Repeat all of the material exactly as given.

* BEGIN MATERIAL SHOWN *

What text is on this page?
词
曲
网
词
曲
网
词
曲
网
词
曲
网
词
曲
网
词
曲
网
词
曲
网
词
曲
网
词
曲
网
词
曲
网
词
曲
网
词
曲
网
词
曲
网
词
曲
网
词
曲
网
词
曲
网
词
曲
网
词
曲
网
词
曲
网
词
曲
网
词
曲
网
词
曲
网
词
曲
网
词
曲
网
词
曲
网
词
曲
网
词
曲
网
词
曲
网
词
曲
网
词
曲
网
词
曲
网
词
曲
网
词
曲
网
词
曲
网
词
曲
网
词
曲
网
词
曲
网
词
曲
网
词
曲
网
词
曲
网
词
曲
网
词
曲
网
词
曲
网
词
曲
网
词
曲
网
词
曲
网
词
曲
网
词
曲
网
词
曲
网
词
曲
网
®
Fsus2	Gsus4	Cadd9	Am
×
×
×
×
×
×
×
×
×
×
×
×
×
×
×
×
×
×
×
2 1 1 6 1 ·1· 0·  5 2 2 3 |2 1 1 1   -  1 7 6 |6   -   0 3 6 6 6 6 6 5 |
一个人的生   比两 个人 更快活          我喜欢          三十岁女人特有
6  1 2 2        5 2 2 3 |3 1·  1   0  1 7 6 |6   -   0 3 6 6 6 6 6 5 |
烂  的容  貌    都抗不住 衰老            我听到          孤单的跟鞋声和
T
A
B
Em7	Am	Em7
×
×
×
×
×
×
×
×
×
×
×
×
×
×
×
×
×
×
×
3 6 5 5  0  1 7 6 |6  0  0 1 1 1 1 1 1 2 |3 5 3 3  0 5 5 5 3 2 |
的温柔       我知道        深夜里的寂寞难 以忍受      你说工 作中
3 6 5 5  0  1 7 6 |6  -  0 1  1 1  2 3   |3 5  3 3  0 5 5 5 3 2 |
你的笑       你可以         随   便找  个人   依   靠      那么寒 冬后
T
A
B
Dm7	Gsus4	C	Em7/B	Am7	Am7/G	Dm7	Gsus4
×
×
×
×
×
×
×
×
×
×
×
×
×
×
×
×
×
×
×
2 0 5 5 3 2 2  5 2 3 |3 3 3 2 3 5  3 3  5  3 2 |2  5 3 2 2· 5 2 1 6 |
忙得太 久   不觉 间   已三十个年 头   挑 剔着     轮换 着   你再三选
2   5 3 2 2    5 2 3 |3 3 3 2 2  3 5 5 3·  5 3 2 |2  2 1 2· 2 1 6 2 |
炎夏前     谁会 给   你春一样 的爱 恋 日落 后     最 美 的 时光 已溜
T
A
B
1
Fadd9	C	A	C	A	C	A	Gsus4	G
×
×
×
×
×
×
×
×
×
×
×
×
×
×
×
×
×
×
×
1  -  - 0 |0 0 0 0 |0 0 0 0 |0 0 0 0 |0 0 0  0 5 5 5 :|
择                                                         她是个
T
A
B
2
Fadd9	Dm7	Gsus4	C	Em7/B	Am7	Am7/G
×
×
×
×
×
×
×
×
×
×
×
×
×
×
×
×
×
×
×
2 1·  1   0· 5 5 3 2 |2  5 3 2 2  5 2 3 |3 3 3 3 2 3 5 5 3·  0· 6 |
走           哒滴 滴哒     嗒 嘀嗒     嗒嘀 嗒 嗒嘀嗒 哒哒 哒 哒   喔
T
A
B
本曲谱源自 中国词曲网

* END MATERIAL SHOWN *

## SOLUTION FOR THIS PROBLEM
What text is on this page?
词
曲
网
词
曲
网
词
曲
网
词
曲
网
词
曲
网
词
曲
网
词
曲
网
词
曲
网
词
曲
网
词
曲
网
词
曲
网
词
曲
网
词
曲
网
词
曲
网
词
曲
网
词
曲
网
词
曲
网
词
曲
网
词
曲
网
词
曲
网
词
曲
网
词
曲
网
词
曲
网
词
曲
网
词
曲
网
词
曲
网
词
曲
网
词
曲
网
词
曲
网
词
曲
网
词
曲
网
词
曲
网
词
曲
网
词
曲
网
词
曲
网
词
曲
网
词
曲
网
词
曲
网
词
曲
网
词
曲
网
词
曲
网
词
曲
网
词
曲
网
词
曲
网
词
曲
网
词
曲
网
词
曲
网
词
曲
网
词
曲
网
词
曲
网
®
Fsus2	Gsus4	Cadd9	Am
×
×
×
×
×
×
×
×
×
×
×
×
×
×
×
×
×
×
×
2 1 1 6 1 ·1· 0·  5 2 2 3 |2 1 1 1   -  1 7 6 |6   -   0 3 6 6 6 6 6 5 |
一个人的生   比两 个人 更快活          我喜欢          三十岁女人特有
6  1 2 2        5 2 2 3 |3 1·  1   0  1 7 6 |6   -   0 3 6 6 6 6 6 5 |
烂  的容  貌    都抗不住 衰老            我听到          孤单的跟鞋声和
T
A
B
Em7	Am	Em7
×
×
×
×
×
×
×
×
×
×
×
×
×
×
×
×
×
×
×
3 6 5 5  0  1 7 6 |6  0  0 1 1 1 1 1 1 2 |3 5 3 3  0 5 5 5 3 2 |
的温柔       我知道        深夜里的寂寞难 以忍受      你说工 作中
3 6 5 5  0  1 7 6 |6  -  0 1  1 1  2 3   |3 5  3 3  0 5 5 5 3 2 |
你的笑       你可以         随   便找  个人   依   靠      那么寒 冬后
T
A
B
Dm7	Gsus4	C	Em7/B	Am7	Am7/G	Dm7	Gsus4
×
×
×
×
×
×
×
×
×
×
×
×
×
×
×
×
×
×
×
2 0 5 5 3 2 2  5 2 3 |3 3 3 2 3 5  3 3  5  3 2 |2  5 3 2 2· 5 2 1 6 |
忙得太 久   不觉 间   已三十个年 头   挑 剔着     轮换 着   你再三选
2   5 3 2 2    5 2 3 |3 3 3 2 2  3 5 5 3·  5 3 2 |2  2 1 2· 2 1 6 2 |
炎夏前     谁会 给   你春一样 的爱 恋 日落 后     最 美 的 时光 已溜
T
A
B
1
Fadd9	C	A	C	A	C	A	Gsus4	G
×
×
×
×
×
×
×
×
×
×
×
×
×
×
×
×
×
×
×
1  -  - 0 |0 0 0 0 |0 0 0 0 |0 0 0 0 |0 0 0  0 5 5 5 :|
择                                                         她是个
T
A
B
2
Fadd9	Dm7	Gsus4	C	Em7/B	Am7	Am7/G
×
×
×
×
×
×
×
×
×
×
×
×
×
×
×
×
×
×
×
2 1·  1   0· 5 5 3 2 |2  5 3 2 2  5 2 3 |3 3 3 3 2 3 5 5 3·  0· 6 |
走           哒滴 滴哒     嗒 嘀嗒     嗒嘀 嗒 嗒嘀嗒 哒哒 哒 哒   喔
T
A
B
本曲谱源自 中国词曲网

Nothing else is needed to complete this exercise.